* _What to work on_: Below are the records; locate each line with the word "письма" and copy it.

[Dataset entries]

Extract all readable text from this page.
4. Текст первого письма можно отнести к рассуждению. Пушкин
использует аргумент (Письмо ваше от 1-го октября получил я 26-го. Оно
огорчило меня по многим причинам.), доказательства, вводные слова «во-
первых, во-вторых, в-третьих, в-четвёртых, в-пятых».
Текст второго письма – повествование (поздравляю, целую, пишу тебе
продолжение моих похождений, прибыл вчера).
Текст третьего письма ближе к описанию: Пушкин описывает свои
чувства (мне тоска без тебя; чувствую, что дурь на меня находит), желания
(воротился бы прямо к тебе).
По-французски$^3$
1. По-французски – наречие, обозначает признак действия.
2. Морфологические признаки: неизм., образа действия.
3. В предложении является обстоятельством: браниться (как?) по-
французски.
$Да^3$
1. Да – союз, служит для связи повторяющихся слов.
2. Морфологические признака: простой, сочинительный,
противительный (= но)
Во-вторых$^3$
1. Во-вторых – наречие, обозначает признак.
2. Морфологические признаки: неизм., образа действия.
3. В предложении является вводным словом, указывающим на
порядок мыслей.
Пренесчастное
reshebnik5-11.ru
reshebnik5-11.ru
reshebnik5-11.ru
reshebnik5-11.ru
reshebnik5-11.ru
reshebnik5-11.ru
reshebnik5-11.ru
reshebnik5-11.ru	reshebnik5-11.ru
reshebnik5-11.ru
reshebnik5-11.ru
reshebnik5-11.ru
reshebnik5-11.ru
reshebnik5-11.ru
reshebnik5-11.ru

* _Correct result_:
4. Текст первого письма можно отнести к рассуждению. Пушкин
Текст второго письма – повествование (поздравляю, целую, пишу тебе
Текст третьего письма ближе к описанию: Пушкин описывает свои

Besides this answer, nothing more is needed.